Which lines in the records below contain the word "请选择日期"? Copy each one out.

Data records

────────

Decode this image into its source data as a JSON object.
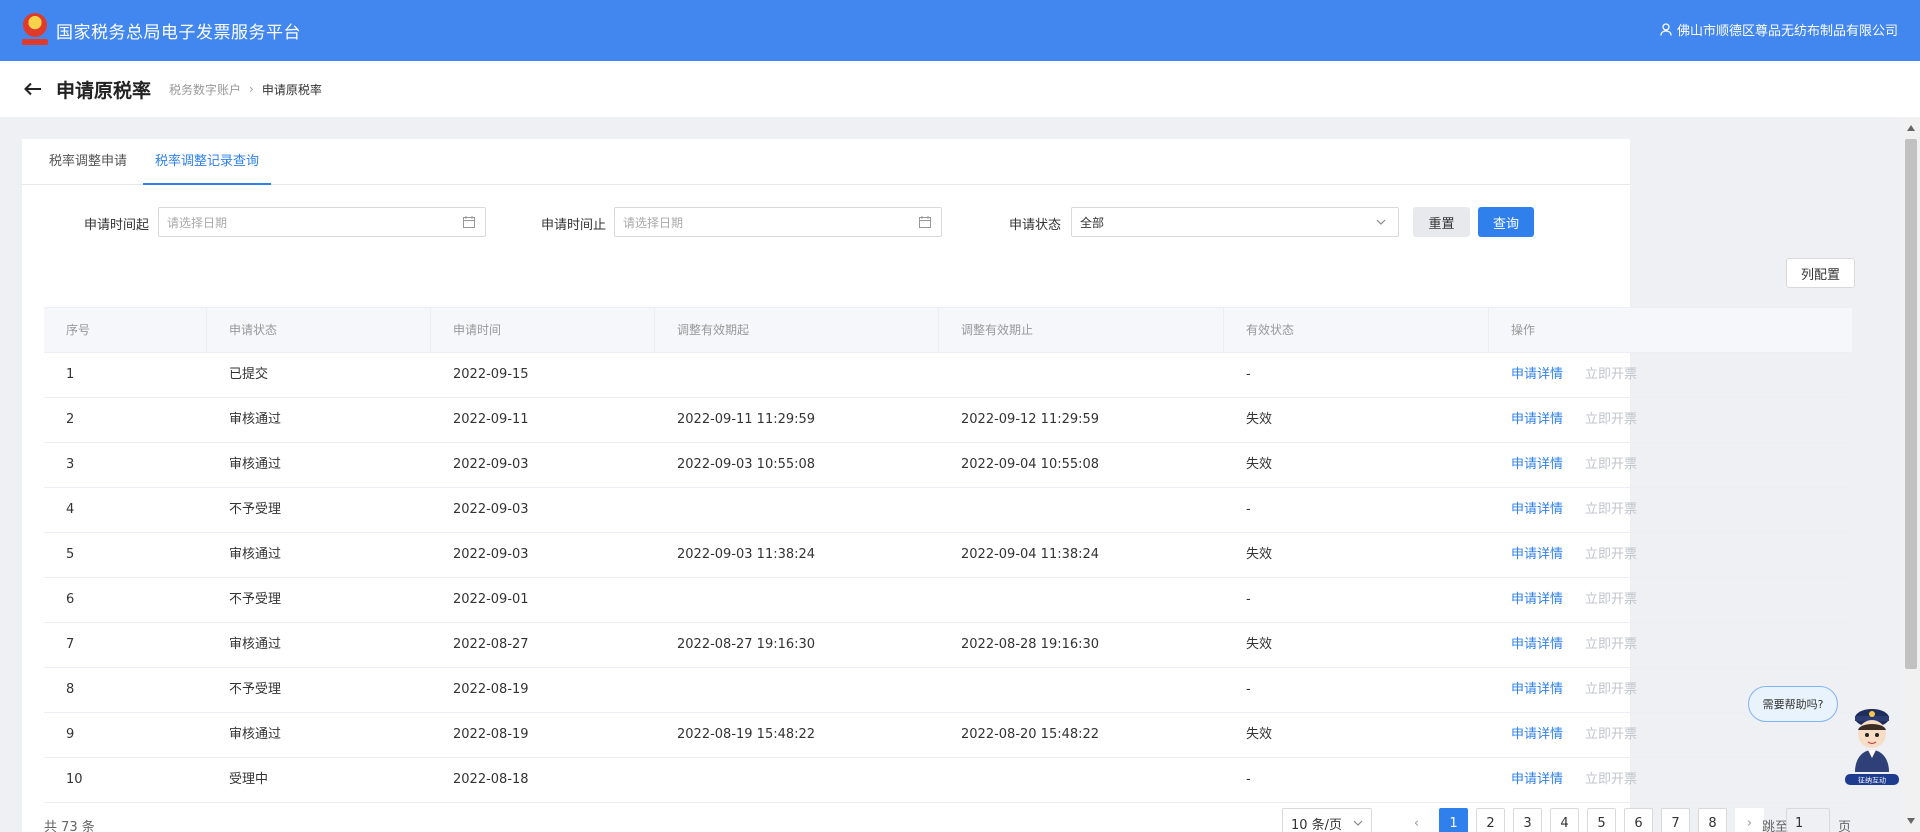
{
  "header": {
    "app_title": "国家税务总局电子发票服务平台",
    "user_company": "佛山市顺德区尊品无纺布制品有限公司"
  },
  "titlebar": {
    "page_title": "申请原税率",
    "breadcrumb": [
      "税务数字账户",
      "申请原税率"
    ]
  },
  "tabs": [
    {
      "label": "税率调整申请",
      "active": false
    },
    {
      "label": "税率调整记录查询",
      "active": true
    }
  ],
  "filters": {
    "start_label": "申请时间起",
    "start_placeholder": "请选择日期",
    "end_label": "申请时间止",
    "end_placeholder": "请选择日期",
    "status_label": "申请状态",
    "status_value": "全部",
    "reset_label": "重置",
    "query_label": "查询"
  },
  "column_config_label": "列配置",
  "table": {
    "columns": [
      "序号",
      "申请状态",
      "申请时间",
      "调整有效期起",
      "调整有效期止",
      "有效状态",
      "操作"
    ],
    "action_detail": "申请详情",
    "action_invoice": "立即开票",
    "rows": [
      [
        "1",
        "已提交",
        "2022-09-15",
        "",
        "",
        "-"
      ],
      [
        "2",
        "审核通过",
        "2022-09-11",
        "2022-09-11 11:29:59",
        "2022-09-12 11:29:59",
        "失效"
      ],
      [
        "3",
        "审核通过",
        "2022-09-03",
        "2022-09-03 10:55:08",
        "2022-09-04 10:55:08",
        "失效"
      ],
      [
        "4",
        "不予受理",
        "2022-09-03",
        "",
        "",
        "-"
      ],
      [
        "5",
        "审核通过",
        "2022-09-03",
        "2022-09-03 11:38:24",
        "2022-09-04 11:38:24",
        "失效"
      ],
      [
        "6",
        "不予受理",
        "2022-09-01",
        "",
        "",
        "-"
      ],
      [
        "7",
        "审核通过",
        "2022-08-27",
        "2022-08-27 19:16:30",
        "2022-08-28 19:16:30",
        "失效"
      ],
      [
        "8",
        "不予受理",
        "2022-08-19",
        "",
        "",
        "-"
      ],
      [
        "9",
        "审核通过",
        "2022-08-19",
        "2022-08-19 15:48:22",
        "2022-08-20 15:48:22",
        "失效"
      ],
      [
        "10",
        "受理中",
        "2022-08-18",
        "",
        "",
        "-"
      ]
    ]
  },
  "pagination": {
    "total_text": "共 73 条",
    "page_size": "10 条/页",
    "pages": [
      "1",
      "2",
      "3",
      "4",
      "5",
      "6",
      "7",
      "8"
    ],
    "current_page": "1",
    "jump_label": "跳至",
    "jump_value": "1",
    "jump_suffix": "页"
  },
  "help": {
    "bubble_text": "需要帮助吗?",
    "bot_label": "征纳互动"
  },
  "colors": {
    "header_blue": "#4286f0",
    "link_blue": "#2f80ed",
    "disabled_gray": "#c0c4cc"
  }
}
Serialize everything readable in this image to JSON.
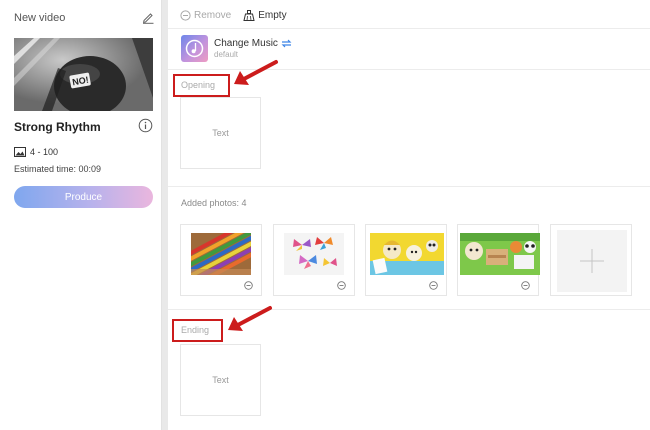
{
  "left_panel": {
    "title": "New video",
    "template_name": "Strong Rhythm",
    "photo_range": "4 - 100",
    "estimated_time": "Estimated time: 00:09",
    "produce_label": "Produce"
  },
  "toolbar": {
    "remove_label": "Remove",
    "empty_label": "Empty"
  },
  "music": {
    "title": "Change Music",
    "subtitle": "default"
  },
  "sections": {
    "opening_label": "Opening",
    "opening_card_text": "Text",
    "added_photos_label": "Added photos: 4",
    "ending_label": "Ending",
    "ending_card_text": "Text"
  },
  "photos": [
    {
      "name": "colored-pencils"
    },
    {
      "name": "paper-butterflies"
    },
    {
      "name": "paper-figures"
    },
    {
      "name": "animal-crafts"
    }
  ],
  "colors": {
    "highlight_red": "#cc1c1c",
    "produce_gradient": [
      "#7fa7ee",
      "#eab6de"
    ],
    "music_gradient": [
      "#6d86ea",
      "#ee9cc2"
    ]
  }
}
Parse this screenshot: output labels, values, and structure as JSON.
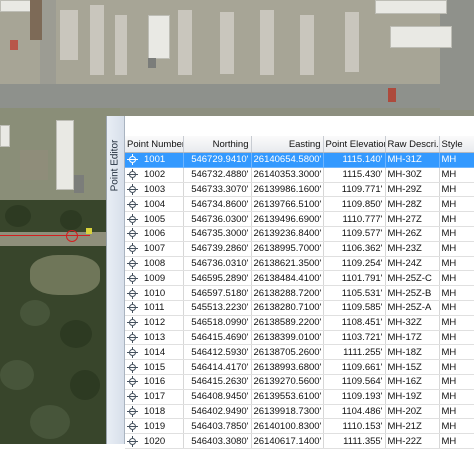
{
  "panel": {
    "title": "Point Editor"
  },
  "columns": [
    "Point Number",
    "Northing",
    "Easting",
    "Point Elevation",
    "Raw Descri...",
    "Style"
  ],
  "rows": [
    {
      "num": "1001",
      "north": "546729.9410'",
      "east": "26140654.5800'",
      "elev": "1115.140'",
      "desc": "MH-31Z",
      "style": "MH",
      "selected": true
    },
    {
      "num": "1002",
      "north": "546732.4880'",
      "east": "26140353.3000'",
      "elev": "1115.430'",
      "desc": "MH-30Z",
      "style": "MH",
      "selected": false
    },
    {
      "num": "1003",
      "north": "546733.3070'",
      "east": "26139986.1600'",
      "elev": "1109.771'",
      "desc": "MH-29Z",
      "style": "MH",
      "selected": false
    },
    {
      "num": "1004",
      "north": "546734.8600'",
      "east": "26139766.5100'",
      "elev": "1109.850'",
      "desc": "MH-28Z",
      "style": "MH",
      "selected": false
    },
    {
      "num": "1005",
      "north": "546736.0300'",
      "east": "26139496.6900'",
      "elev": "1110.777'",
      "desc": "MH-27Z",
      "style": "MH",
      "selected": false
    },
    {
      "num": "1006",
      "north": "546735.3000'",
      "east": "26139236.8400'",
      "elev": "1109.577'",
      "desc": "MH-26Z",
      "style": "MH",
      "selected": false
    },
    {
      "num": "1007",
      "north": "546739.2860'",
      "east": "26138995.7000'",
      "elev": "1106.362'",
      "desc": "MH-23Z",
      "style": "MH",
      "selected": false
    },
    {
      "num": "1008",
      "north": "546736.0310'",
      "east": "26138621.3500'",
      "elev": "1109.254'",
      "desc": "MH-24Z",
      "style": "MH",
      "selected": false
    },
    {
      "num": "1009",
      "north": "546595.2890'",
      "east": "26138484.4100'",
      "elev": "1101.791'",
      "desc": "MH-25Z-C",
      "style": "MH",
      "selected": false
    },
    {
      "num": "1010",
      "north": "546597.5180'",
      "east": "26138288.7200'",
      "elev": "1105.531'",
      "desc": "MH-25Z-B",
      "style": "MH",
      "selected": false
    },
    {
      "num": "1011",
      "north": "545513.2230'",
      "east": "26138280.7100'",
      "elev": "1109.585'",
      "desc": "MH-25Z-A",
      "style": "MH",
      "selected": false
    },
    {
      "num": "1012",
      "north": "546518.0990'",
      "east": "26138589.2200'",
      "elev": "1108.451'",
      "desc": "MH-32Z",
      "style": "MH",
      "selected": false
    },
    {
      "num": "1013",
      "north": "546415.4690'",
      "east": "26138399.0100'",
      "elev": "1103.721'",
      "desc": "MH-17Z",
      "style": "MH",
      "selected": false
    },
    {
      "num": "1014",
      "north": "546412.5930'",
      "east": "26138705.2600'",
      "elev": "1111.255'",
      "desc": "MH-18Z",
      "style": "MH",
      "selected": false
    },
    {
      "num": "1015",
      "north": "546414.4170'",
      "east": "26138993.6800'",
      "elev": "1109.661'",
      "desc": "MH-15Z",
      "style": "MH",
      "selected": false
    },
    {
      "num": "1016",
      "north": "546415.2630'",
      "east": "26139270.5600'",
      "elev": "1109.564'",
      "desc": "MH-16Z",
      "style": "MH",
      "selected": false
    },
    {
      "num": "1017",
      "north": "546408.9450'",
      "east": "26139553.6100'",
      "elev": "1109.193'",
      "desc": "MH-19Z",
      "style": "MH",
      "selected": false
    },
    {
      "num": "1018",
      "north": "546402.9490'",
      "east": "26139918.7300'",
      "elev": "1104.486'",
      "desc": "MH-20Z",
      "style": "MH",
      "selected": false
    },
    {
      "num": "1019",
      "north": "546403.7850'",
      "east": "26140100.8300'",
      "elev": "1110.153'",
      "desc": "MH-21Z",
      "style": "MH",
      "selected": false
    },
    {
      "num": "1020",
      "north": "546403.3080'",
      "east": "26140617.1400'",
      "elev": "1111.355'",
      "desc": "MH-22Z",
      "style": "MH",
      "selected": false
    }
  ]
}
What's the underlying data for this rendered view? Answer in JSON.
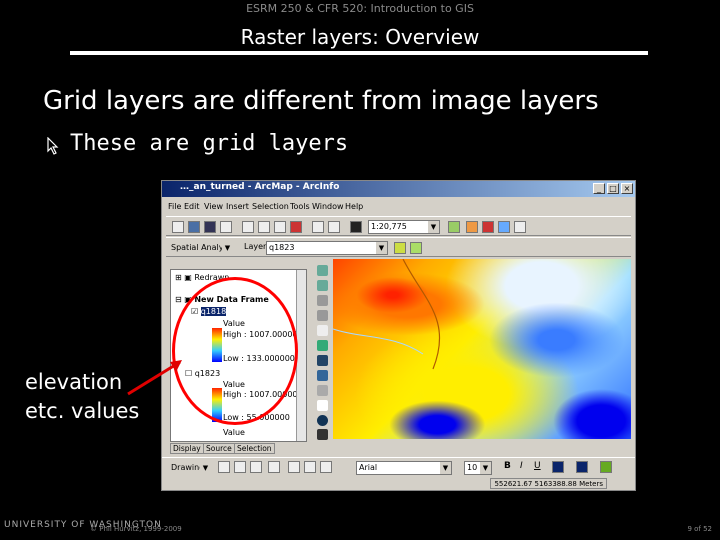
{
  "header": {
    "course": "ESRM 250 & CFR 520: Introduction to GIS",
    "title": "Raster layers: Overview"
  },
  "content": {
    "heading": "Grid layers are different from image layers",
    "bullet": "These are grid layers",
    "callout_line1": "elevation",
    "callout_line2": "etc. values"
  },
  "arcmap": {
    "window_title": "…_an_turned - ArcMap - ArcInfo",
    "menu": [
      "File",
      "Edit",
      "View",
      "Insert",
      "Selection",
      "Tools",
      "Window",
      "Help"
    ],
    "scale": "1:20,775",
    "spatial_analyst": "Spatial Analyst",
    "layer_label": "Layer:",
    "layer_value": "q1823",
    "toc": {
      "layer_top": "Redrawn…",
      "frame": "New Data Frame",
      "layer1": "q1818",
      "value_label": "Value",
      "high1": "High : 1007.000000",
      "low1": "Low : 133.000000",
      "layer2": "q1823",
      "high2": "High : 1007.000000",
      "low2": "Low : 55.000000",
      "value3": "Value"
    },
    "tabs": [
      "Display",
      "Source",
      "Selection"
    ],
    "drawing": "Drawing",
    "font": "Arial",
    "font_size": "10",
    "coords": "552621.67 5163388.88 Meters"
  },
  "footer": {
    "logo": "UNIVERSITY OF WASHINGTON",
    "copyright": "© Phil Hurvitz, 1999-2009",
    "page": "9 of 52"
  },
  "colors": {
    "background": "#000000",
    "callout_red": "#ff0000"
  }
}
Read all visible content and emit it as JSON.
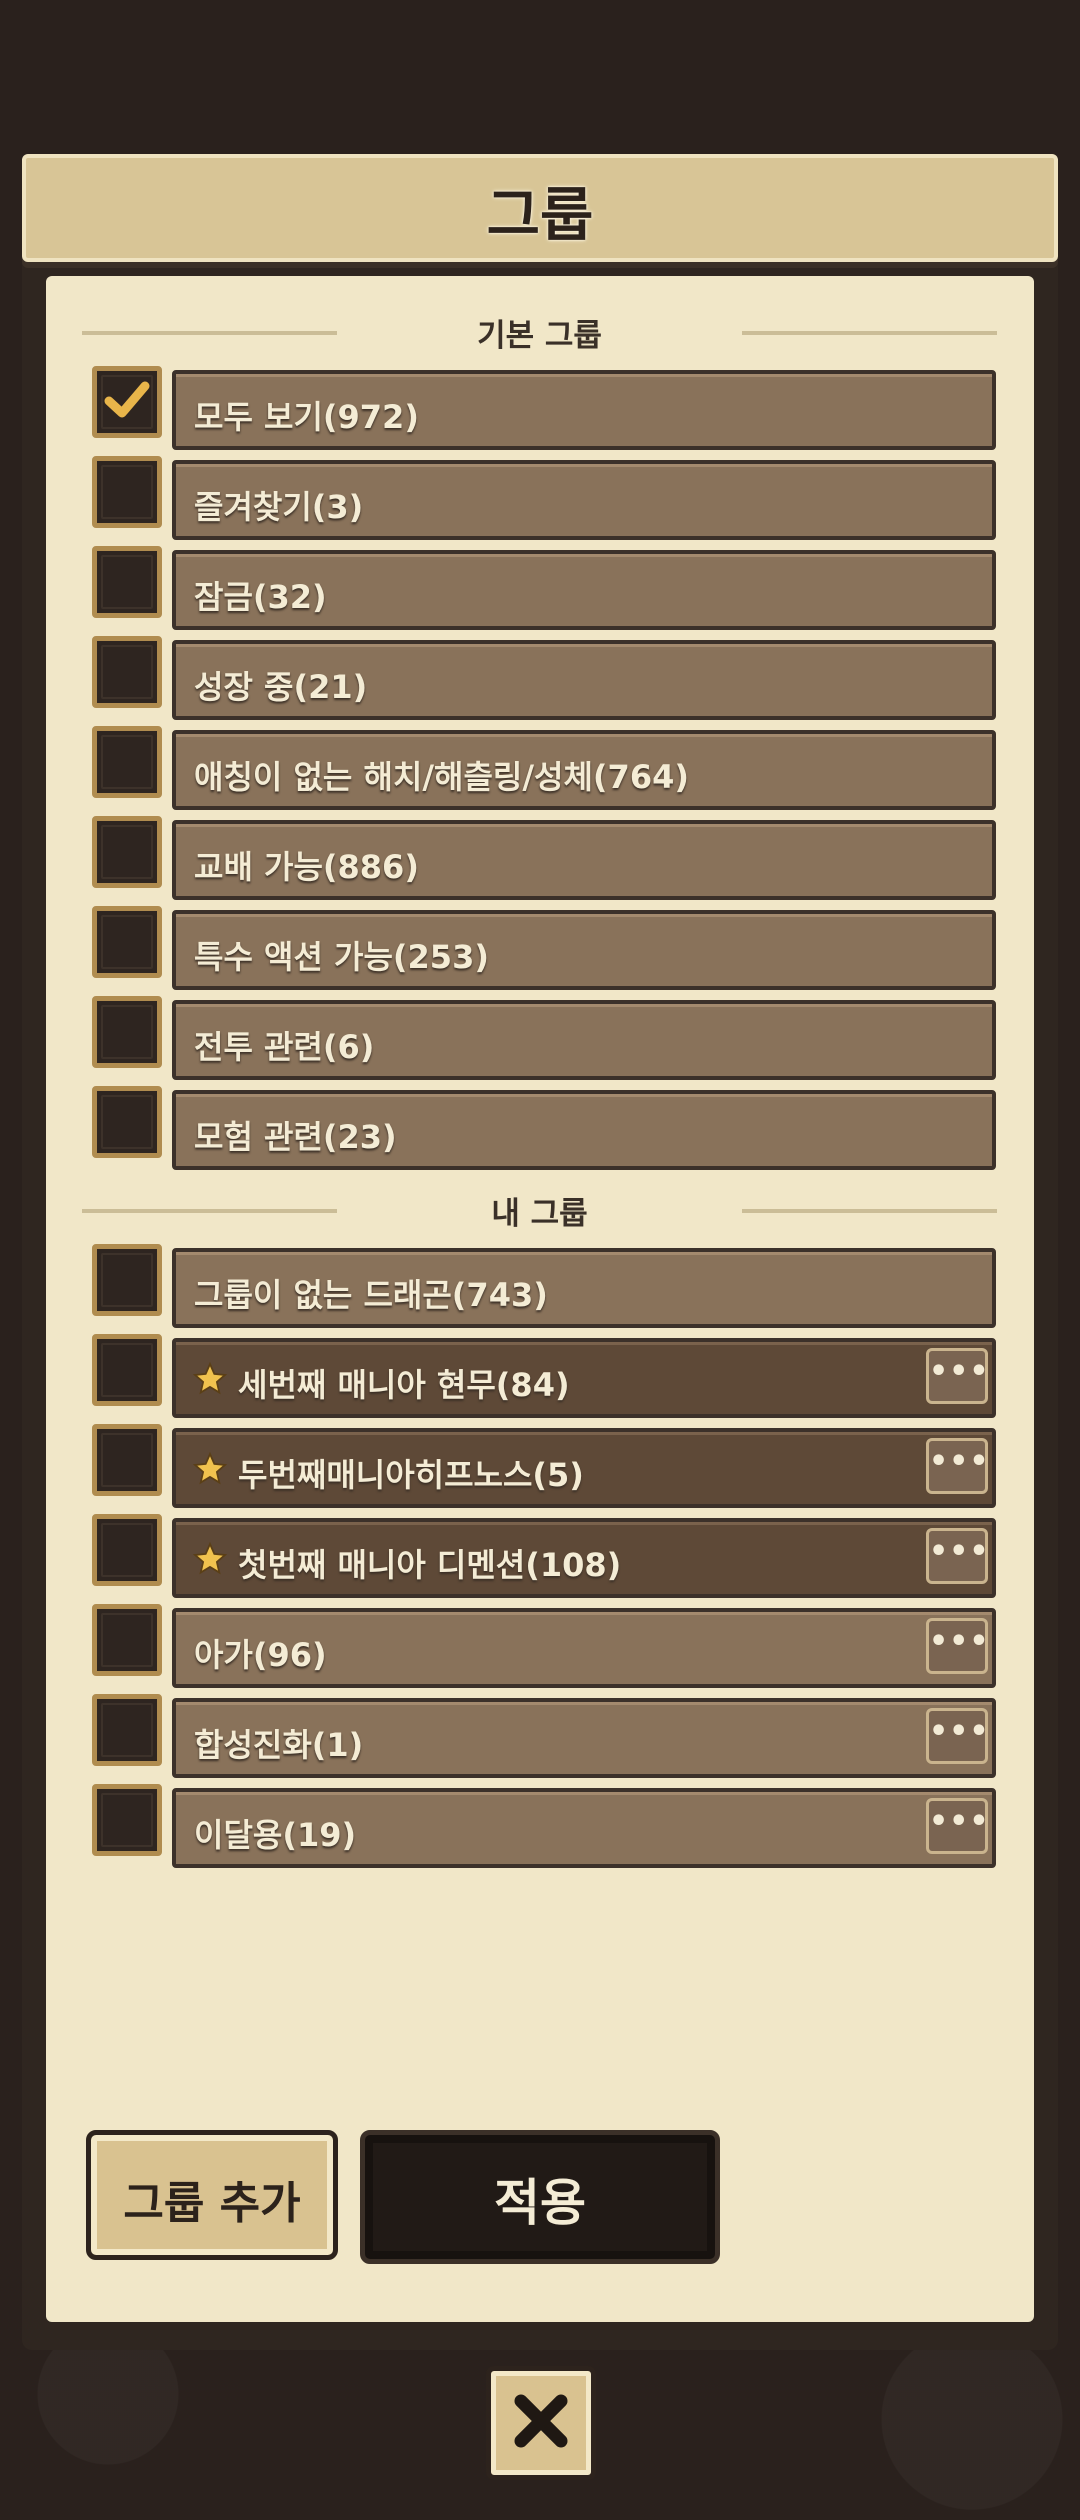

────────

### Exercise response
    "start_placeholder": "请选择日期",
    "end_placeholder": "请选择日期",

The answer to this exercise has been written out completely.